Goal = Write out each line of the listing below, reproducing every character without alteration.

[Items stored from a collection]
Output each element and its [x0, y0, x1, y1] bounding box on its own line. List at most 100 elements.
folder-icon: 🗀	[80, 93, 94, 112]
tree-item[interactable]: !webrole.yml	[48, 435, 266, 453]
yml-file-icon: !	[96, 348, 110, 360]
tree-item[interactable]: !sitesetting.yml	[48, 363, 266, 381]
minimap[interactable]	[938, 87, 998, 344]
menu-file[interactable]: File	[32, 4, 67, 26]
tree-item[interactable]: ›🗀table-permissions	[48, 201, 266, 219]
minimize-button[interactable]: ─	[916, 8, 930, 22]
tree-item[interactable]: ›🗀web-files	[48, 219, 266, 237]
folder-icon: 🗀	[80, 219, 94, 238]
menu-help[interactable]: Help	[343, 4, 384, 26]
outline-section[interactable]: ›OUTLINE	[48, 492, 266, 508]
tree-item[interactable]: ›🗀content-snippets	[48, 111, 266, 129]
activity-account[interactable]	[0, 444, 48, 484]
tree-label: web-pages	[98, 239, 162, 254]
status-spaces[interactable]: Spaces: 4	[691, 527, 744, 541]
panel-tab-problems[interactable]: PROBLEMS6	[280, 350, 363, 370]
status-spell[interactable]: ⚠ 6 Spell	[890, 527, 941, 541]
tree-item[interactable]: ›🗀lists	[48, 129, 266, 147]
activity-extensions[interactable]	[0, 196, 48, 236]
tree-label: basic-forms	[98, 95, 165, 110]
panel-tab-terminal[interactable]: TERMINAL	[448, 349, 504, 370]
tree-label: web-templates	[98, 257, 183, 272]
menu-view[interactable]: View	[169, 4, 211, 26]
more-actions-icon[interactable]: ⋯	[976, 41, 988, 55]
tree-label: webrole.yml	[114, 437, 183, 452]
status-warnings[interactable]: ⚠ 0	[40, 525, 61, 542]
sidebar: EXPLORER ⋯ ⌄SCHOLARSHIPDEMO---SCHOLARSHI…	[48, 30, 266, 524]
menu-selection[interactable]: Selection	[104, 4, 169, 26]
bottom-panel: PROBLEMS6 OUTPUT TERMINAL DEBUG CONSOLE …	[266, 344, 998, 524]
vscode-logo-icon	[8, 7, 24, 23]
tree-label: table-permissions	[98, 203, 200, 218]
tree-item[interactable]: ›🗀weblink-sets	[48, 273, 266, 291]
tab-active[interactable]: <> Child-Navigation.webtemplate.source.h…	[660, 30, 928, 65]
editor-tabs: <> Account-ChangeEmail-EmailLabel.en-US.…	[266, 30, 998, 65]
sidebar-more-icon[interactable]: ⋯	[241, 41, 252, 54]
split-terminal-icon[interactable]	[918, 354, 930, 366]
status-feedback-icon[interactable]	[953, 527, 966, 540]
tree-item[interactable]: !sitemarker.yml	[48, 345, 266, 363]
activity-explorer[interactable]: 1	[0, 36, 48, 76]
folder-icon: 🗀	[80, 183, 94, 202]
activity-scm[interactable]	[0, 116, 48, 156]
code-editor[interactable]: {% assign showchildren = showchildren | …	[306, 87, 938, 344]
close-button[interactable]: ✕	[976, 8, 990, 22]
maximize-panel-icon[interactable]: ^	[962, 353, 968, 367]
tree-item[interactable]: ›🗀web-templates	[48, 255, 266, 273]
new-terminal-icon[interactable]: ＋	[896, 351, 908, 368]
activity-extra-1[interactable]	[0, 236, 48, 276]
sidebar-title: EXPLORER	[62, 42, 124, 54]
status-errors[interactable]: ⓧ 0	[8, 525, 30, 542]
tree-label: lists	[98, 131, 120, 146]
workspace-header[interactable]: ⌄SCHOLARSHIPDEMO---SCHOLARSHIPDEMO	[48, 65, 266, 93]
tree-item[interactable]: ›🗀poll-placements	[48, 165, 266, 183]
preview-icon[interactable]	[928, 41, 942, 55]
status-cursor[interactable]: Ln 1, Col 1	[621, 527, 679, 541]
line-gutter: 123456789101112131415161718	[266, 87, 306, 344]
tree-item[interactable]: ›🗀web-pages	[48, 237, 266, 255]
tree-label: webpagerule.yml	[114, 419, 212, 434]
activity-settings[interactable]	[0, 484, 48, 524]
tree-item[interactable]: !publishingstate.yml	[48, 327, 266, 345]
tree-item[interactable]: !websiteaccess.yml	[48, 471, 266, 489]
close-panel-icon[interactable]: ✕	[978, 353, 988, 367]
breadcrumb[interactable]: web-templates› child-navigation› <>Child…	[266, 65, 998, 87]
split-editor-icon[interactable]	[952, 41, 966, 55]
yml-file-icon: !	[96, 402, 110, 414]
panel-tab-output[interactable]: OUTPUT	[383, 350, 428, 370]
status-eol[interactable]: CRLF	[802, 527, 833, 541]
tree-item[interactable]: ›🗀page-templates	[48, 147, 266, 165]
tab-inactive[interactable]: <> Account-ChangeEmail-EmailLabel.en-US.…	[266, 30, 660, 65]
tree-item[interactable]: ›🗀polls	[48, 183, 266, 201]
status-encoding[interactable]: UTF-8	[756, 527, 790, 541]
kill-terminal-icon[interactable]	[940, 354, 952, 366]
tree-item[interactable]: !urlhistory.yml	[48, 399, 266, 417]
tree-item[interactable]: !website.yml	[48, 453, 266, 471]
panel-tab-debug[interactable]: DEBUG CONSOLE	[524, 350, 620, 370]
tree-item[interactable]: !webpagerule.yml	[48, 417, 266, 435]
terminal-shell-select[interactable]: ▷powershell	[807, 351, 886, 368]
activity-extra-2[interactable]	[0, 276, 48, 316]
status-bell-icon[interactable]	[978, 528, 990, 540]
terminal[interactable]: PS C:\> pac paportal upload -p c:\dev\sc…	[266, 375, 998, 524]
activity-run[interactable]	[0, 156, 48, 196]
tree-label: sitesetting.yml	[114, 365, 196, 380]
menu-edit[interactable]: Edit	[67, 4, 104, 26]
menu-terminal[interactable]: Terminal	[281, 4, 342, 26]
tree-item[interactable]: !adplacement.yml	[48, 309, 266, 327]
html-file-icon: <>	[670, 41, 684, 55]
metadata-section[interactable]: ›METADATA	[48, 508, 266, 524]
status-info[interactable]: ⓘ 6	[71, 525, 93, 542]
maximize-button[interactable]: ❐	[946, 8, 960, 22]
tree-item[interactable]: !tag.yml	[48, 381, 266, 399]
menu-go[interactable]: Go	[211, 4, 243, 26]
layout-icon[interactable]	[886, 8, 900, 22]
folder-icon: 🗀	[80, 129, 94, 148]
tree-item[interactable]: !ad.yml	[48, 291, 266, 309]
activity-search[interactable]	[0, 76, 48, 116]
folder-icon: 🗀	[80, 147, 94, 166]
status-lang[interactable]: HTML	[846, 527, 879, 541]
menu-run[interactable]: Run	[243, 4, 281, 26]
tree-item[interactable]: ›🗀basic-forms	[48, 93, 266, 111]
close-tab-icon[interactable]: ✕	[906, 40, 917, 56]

Task response =
Output each element and its [x0, y0, x1, y1] bounding box on its own line. List at most 100 elements.
folder-icon: 🗀	[80, 93, 94, 112]
tree-item[interactable]: !webrole.yml	[48, 435, 266, 453]
yml-file-icon: !	[96, 348, 110, 360]
tree-item[interactable]: !sitesetting.yml	[48, 363, 266, 381]
minimap[interactable]	[938, 87, 998, 344]
menu-file[interactable]: File	[32, 4, 67, 26]
tree-item[interactable]: ›🗀table-permissions	[48, 201, 266, 219]
minimize-button[interactable]: ─	[916, 8, 930, 22]
tree-item[interactable]: ›🗀web-files	[48, 219, 266, 237]
folder-icon: 🗀	[80, 219, 94, 238]
menu-help[interactable]: Help	[343, 4, 384, 26]
outline-section[interactable]: ›OUTLINE	[48, 492, 266, 508]
tree-item[interactable]: ›🗀content-snippets	[48, 111, 266, 129]
activity-account[interactable]	[0, 444, 48, 484]
tree-label: web-pages	[98, 239, 162, 254]
status-spaces[interactable]: Spaces: 4	[691, 527, 744, 541]
panel-tab-problems[interactable]: PROBLEMS6	[280, 350, 363, 370]
status-spell[interactable]: ⚠ 6 Spell	[890, 527, 941, 541]
tree-item[interactable]: ›🗀lists	[48, 129, 266, 147]
activity-extensions[interactable]	[0, 196, 48, 236]
tree-label: basic-forms	[98, 95, 165, 110]
panel-tab-terminal[interactable]: TERMINAL	[448, 349, 504, 370]
tree-label: web-templates	[98, 257, 183, 272]
menu-view[interactable]: View	[169, 4, 211, 26]
more-actions-icon[interactable]: ⋯	[976, 41, 988, 55]
tree-label: webrole.yml	[114, 437, 183, 452]
status-warnings[interactable]: ⚠ 0	[40, 525, 61, 542]
sidebar: EXPLORER ⋯ ⌄SCHOLARSHIPDEMO---SCHOLARSHI…	[48, 30, 266, 524]
menu-selection[interactable]: Selection	[104, 4, 169, 26]
bottom-panel: PROBLEMS6 OUTPUT TERMINAL DEBUG CONSOLE …	[266, 344, 998, 524]
vscode-logo-icon	[8, 7, 24, 23]
tree-label: table-permissions	[98, 203, 200, 218]
tree-item[interactable]: ›🗀weblink-sets	[48, 273, 266, 291]
tab-active[interactable]: <> Child-Navigation.webtemplate.source.h…	[660, 30, 928, 65]
editor-tabs: <> Account-ChangeEmail-EmailLabel.en-US.…	[266, 30, 998, 65]
sidebar-more-icon[interactable]: ⋯	[241, 41, 252, 54]
split-terminal-icon[interactable]	[918, 354, 930, 366]
status-feedback-icon[interactable]	[953, 527, 966, 540]
tree-item[interactable]: !sitemarker.yml	[48, 345, 266, 363]
activity-explorer[interactable]: 1	[0, 36, 48, 76]
folder-icon: 🗀	[80, 183, 94, 202]
activity-scm[interactable]	[0, 116, 48, 156]
code-editor[interactable]: {% assign showchildren = showchildren | …	[306, 87, 938, 344]
close-button[interactable]: ✕	[976, 8, 990, 22]
maximize-panel-icon[interactable]: ^	[962, 353, 968, 367]
tree-item[interactable]: ›🗀web-templates	[48, 255, 266, 273]
new-terminal-icon[interactable]: ＋	[896, 351, 908, 368]
activity-extra-1[interactable]	[0, 236, 48, 276]
sidebar-title: EXPLORER	[62, 42, 124, 54]
status-errors[interactable]: ⓧ 0	[8, 525, 30, 542]
tree-label: lists	[98, 131, 120, 146]
workspace-header[interactable]: ⌄SCHOLARSHIPDEMO---SCHOLARSHIPDEMO	[48, 65, 266, 93]
tree-item[interactable]: ›🗀poll-placements	[48, 165, 266, 183]
preview-icon[interactable]	[928, 41, 942, 55]
status-cursor[interactable]: Ln 1, Col 1	[621, 527, 679, 541]
line-gutter: 123456789101112131415161718	[266, 87, 306, 344]
tree-item[interactable]: ›🗀web-pages	[48, 237, 266, 255]
tree-label: webpagerule.yml	[114, 419, 212, 434]
activity-settings[interactable]	[0, 484, 48, 524]
tree-item[interactable]: !publishingstate.yml	[48, 327, 266, 345]
tree-item[interactable]: !websiteaccess.yml	[48, 471, 266, 489]
close-panel-icon[interactable]: ✕	[978, 353, 988, 367]
breadcrumb[interactable]: web-templates› child-navigation› <>Child…	[266, 65, 998, 87]
split-editor-icon[interactable]	[952, 41, 966, 55]
yml-file-icon: !	[96, 402, 110, 414]
panel-tab-output[interactable]: OUTPUT	[383, 350, 428, 370]
status-eol[interactable]: CRLF	[802, 527, 833, 541]
tree-item[interactable]: ›🗀page-templates	[48, 147, 266, 165]
tab-inactive[interactable]: <> Account-ChangeEmail-EmailLabel.en-US.…	[266, 30, 660, 65]
tree-item[interactable]: ›🗀polls	[48, 183, 266, 201]
status-encoding[interactable]: UTF-8	[756, 527, 790, 541]
kill-terminal-icon[interactable]	[940, 354, 952, 366]
tree-item[interactable]: !urlhistory.yml	[48, 399, 266, 417]
tree-item[interactable]: !website.yml	[48, 453, 266, 471]
panel-tab-debug[interactable]: DEBUG CONSOLE	[524, 350, 620, 370]
tree-item[interactable]: !webpagerule.yml	[48, 417, 266, 435]
terminal-shell-select[interactable]: ▷powershell	[807, 351, 886, 368]
activity-extra-2[interactable]	[0, 276, 48, 316]
status-bell-icon[interactable]	[978, 528, 990, 540]
terminal[interactable]: PS C:\> pac paportal upload -p c:\dev\sc…	[266, 375, 998, 524]
activity-run[interactable]	[0, 156, 48, 196]
tree-label: sitesetting.yml	[114, 365, 196, 380]
menu-edit[interactable]: Edit	[67, 4, 104, 26]
menu-terminal[interactable]: Terminal	[281, 4, 342, 26]
tree-item[interactable]: !adplacement.yml	[48, 309, 266, 327]
html-file-icon: <>	[670, 41, 684, 55]
metadata-section[interactable]: ›METADATA	[48, 508, 266, 524]
status-info[interactable]: ⓘ 6	[71, 525, 93, 542]
maximize-button[interactable]: ❐	[946, 8, 960, 22]
tree-item[interactable]: !tag.yml	[48, 381, 266, 399]
menu-go[interactable]: Go	[211, 4, 243, 26]
layout-icon[interactable]	[886, 8, 900, 22]
folder-icon: 🗀	[80, 129, 94, 148]
tree-item[interactable]: !ad.yml	[48, 291, 266, 309]
activity-search[interactable]	[0, 76, 48, 116]
folder-icon: 🗀	[80, 147, 94, 166]
status-lang[interactable]: HTML	[846, 527, 879, 541]
menu-run[interactable]: Run	[243, 4, 281, 26]
tree-item[interactable]: ›🗀basic-forms	[48, 93, 266, 111]
close-tab-icon[interactable]: ✕	[906, 40, 917, 56]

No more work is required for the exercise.